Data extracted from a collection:
---------------
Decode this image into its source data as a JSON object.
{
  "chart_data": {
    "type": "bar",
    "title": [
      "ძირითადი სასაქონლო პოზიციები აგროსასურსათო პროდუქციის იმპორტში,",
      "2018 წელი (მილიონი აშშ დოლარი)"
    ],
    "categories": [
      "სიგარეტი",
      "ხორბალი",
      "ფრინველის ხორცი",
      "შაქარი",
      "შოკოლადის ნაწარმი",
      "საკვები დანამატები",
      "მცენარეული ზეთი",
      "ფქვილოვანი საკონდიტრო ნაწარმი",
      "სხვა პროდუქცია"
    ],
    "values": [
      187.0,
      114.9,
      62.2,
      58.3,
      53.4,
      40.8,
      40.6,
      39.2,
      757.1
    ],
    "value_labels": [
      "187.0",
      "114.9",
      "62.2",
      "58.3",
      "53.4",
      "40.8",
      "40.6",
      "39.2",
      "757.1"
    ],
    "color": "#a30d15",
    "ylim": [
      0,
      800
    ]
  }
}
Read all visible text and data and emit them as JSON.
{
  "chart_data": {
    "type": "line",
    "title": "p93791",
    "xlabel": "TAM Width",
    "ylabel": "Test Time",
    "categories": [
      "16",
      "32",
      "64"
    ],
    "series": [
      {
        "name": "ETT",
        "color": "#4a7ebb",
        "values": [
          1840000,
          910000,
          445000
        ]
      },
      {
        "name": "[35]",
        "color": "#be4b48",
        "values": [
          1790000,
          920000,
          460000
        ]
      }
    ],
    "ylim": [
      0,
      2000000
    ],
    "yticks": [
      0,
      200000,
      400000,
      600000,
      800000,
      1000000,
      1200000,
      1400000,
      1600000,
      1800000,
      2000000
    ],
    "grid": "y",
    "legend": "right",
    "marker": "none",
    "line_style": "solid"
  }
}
---------------
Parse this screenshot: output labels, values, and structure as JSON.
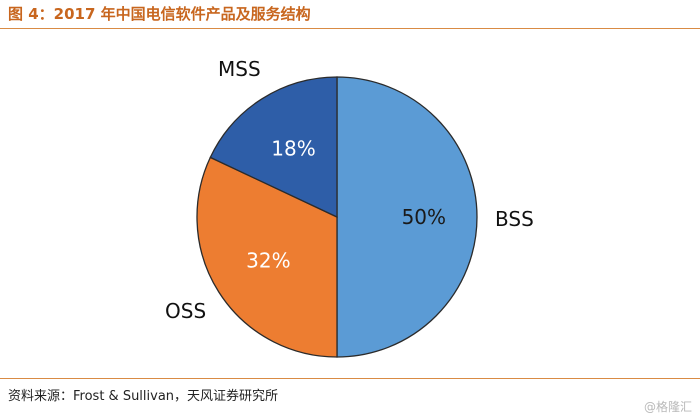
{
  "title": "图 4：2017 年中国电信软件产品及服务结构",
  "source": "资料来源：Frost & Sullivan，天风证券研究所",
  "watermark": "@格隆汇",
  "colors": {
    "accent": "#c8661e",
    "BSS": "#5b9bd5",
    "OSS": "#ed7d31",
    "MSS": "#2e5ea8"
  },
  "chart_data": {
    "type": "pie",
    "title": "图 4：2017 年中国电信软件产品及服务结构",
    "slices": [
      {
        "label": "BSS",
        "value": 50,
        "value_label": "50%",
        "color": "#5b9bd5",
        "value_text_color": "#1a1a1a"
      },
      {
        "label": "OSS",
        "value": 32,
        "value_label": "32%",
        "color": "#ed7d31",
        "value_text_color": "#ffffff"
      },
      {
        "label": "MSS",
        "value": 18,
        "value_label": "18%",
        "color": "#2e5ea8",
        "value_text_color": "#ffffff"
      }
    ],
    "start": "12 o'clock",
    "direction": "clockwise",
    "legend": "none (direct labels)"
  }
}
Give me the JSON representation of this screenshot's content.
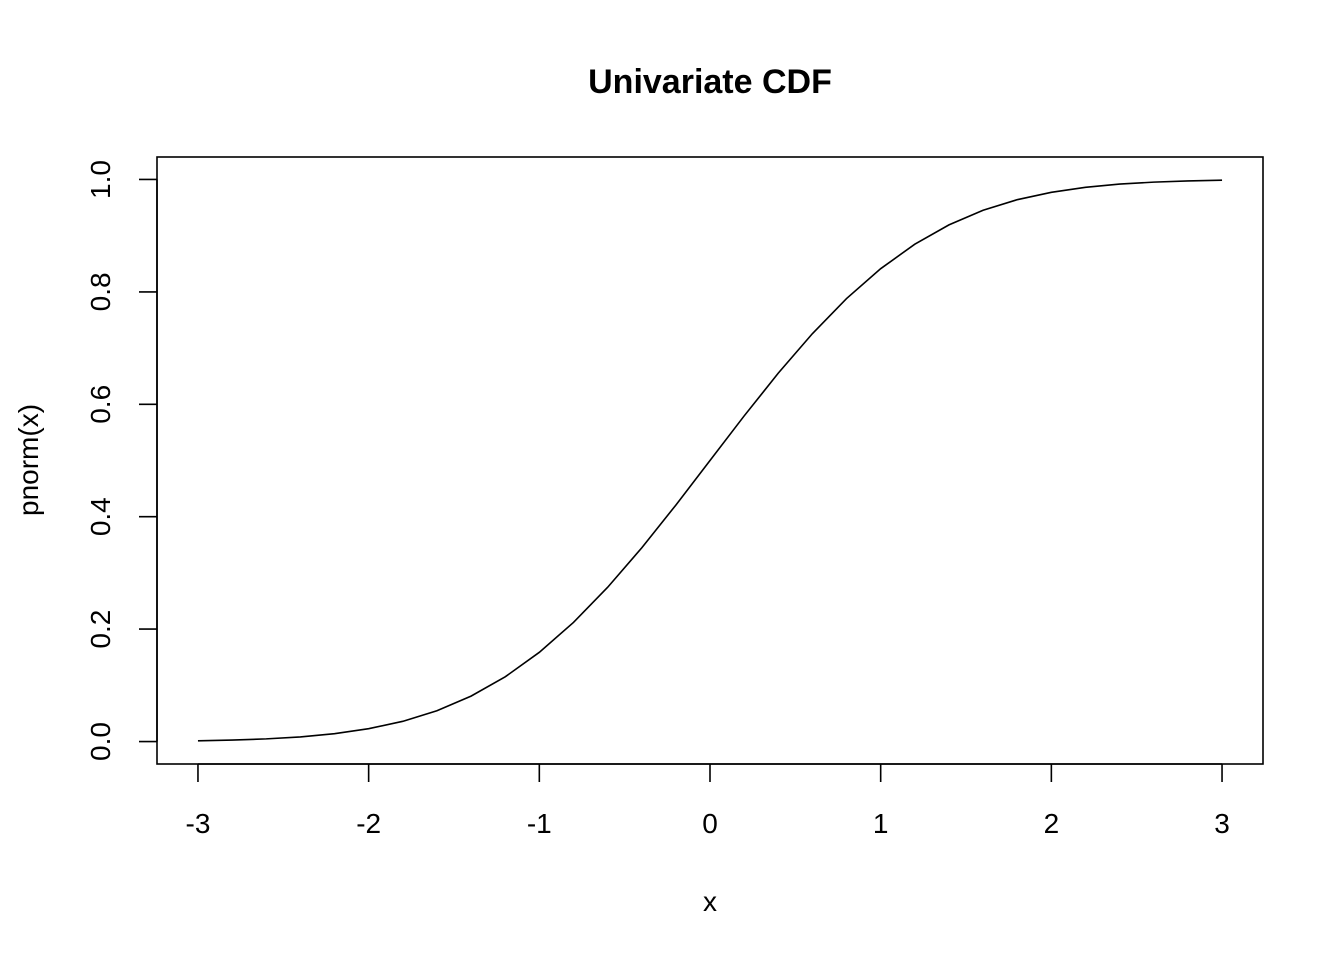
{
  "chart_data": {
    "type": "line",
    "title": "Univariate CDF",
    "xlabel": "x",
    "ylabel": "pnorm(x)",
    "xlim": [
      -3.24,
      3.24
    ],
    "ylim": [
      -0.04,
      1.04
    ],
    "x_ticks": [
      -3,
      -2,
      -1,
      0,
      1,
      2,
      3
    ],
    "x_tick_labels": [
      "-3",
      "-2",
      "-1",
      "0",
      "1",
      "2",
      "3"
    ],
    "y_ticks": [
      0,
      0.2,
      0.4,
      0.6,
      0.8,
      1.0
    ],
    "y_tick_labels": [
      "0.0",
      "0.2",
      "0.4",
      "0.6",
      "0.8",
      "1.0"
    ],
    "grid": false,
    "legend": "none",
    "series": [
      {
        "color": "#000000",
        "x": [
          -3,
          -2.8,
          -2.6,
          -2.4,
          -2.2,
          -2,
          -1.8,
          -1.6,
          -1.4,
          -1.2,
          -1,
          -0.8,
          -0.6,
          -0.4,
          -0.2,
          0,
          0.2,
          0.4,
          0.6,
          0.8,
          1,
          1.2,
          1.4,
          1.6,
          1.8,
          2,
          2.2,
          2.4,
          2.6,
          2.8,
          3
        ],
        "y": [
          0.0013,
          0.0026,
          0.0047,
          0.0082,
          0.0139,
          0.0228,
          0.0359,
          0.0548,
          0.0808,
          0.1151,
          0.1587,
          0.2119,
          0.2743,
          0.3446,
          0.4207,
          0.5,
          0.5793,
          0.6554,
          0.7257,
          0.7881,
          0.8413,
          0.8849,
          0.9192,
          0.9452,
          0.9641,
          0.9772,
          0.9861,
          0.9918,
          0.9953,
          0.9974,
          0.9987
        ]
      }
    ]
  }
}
---------------
_EXERCISE DIRECTIONS_: Copy all lines from the data that hold the word "legend".

_RESULT FOR THIS EXERCISE_:
    "legend": "right",
    "legend": "none (direct labels)"
    "legend": "none",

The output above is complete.